## Material
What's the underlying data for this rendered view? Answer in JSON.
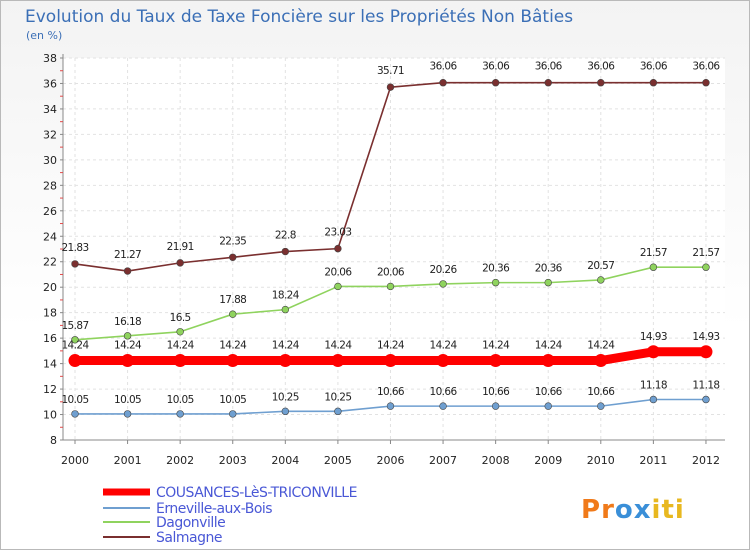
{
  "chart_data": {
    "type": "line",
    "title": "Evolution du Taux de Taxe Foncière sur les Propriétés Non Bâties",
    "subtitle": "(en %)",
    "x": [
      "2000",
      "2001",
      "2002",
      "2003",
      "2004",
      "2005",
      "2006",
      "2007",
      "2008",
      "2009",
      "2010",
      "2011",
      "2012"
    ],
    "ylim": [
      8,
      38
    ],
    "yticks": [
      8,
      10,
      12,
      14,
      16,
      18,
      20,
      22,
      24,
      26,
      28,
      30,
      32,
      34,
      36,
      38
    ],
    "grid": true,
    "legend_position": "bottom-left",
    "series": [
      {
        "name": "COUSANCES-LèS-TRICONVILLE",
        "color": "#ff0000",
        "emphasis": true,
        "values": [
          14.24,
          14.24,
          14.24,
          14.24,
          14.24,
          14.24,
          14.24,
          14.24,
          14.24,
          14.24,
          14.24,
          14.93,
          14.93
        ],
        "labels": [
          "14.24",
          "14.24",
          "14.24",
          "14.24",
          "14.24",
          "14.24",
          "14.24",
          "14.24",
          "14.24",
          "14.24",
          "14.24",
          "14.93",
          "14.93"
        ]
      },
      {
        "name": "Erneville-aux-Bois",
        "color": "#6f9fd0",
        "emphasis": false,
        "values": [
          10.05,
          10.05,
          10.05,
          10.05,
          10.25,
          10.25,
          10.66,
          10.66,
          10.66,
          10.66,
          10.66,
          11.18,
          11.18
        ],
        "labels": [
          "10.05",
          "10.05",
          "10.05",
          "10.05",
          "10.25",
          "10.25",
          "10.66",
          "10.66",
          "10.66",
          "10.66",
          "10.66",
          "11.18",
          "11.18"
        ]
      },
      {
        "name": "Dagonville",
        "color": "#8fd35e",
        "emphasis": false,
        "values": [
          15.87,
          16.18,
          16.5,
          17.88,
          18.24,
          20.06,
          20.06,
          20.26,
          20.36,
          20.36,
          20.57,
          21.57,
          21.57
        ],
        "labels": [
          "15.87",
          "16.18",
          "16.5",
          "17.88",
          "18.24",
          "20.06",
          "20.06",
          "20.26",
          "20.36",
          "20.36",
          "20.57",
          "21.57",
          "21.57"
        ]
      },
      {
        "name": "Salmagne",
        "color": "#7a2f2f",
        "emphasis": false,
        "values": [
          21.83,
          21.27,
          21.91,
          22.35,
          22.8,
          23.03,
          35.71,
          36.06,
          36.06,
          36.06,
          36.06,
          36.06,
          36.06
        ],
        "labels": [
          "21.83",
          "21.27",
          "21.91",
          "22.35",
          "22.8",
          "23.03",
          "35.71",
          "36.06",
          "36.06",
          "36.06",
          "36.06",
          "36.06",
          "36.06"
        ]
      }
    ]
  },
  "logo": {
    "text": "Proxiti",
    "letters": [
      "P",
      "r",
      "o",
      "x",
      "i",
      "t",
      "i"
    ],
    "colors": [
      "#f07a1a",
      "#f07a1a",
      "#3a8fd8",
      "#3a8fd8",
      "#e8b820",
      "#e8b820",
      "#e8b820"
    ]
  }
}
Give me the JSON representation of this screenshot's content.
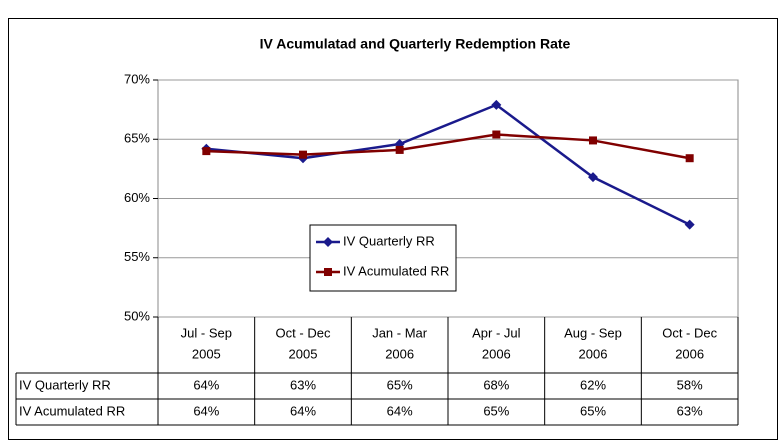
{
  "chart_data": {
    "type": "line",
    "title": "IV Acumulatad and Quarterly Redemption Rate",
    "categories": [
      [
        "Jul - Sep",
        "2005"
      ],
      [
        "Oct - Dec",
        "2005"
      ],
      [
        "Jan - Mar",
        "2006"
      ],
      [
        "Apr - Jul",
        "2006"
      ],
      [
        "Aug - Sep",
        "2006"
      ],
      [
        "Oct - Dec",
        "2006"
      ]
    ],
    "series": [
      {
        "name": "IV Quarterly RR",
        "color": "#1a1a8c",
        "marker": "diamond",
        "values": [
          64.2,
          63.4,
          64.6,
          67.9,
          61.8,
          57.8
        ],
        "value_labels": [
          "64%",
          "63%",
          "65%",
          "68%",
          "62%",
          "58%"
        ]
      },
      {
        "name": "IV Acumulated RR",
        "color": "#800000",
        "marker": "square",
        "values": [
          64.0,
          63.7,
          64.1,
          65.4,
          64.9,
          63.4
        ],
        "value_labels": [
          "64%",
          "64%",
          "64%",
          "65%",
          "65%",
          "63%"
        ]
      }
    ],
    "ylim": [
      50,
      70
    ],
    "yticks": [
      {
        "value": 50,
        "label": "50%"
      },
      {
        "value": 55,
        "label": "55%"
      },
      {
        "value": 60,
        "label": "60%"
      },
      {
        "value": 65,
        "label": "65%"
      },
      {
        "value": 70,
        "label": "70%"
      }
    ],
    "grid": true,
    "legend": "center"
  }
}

## Your goal
Set out every line from the material that contains the string "this".

## Result
What's the underlying data for this rendered view? Answer in JSON.
Give me the JSON representation of this screenshot's content.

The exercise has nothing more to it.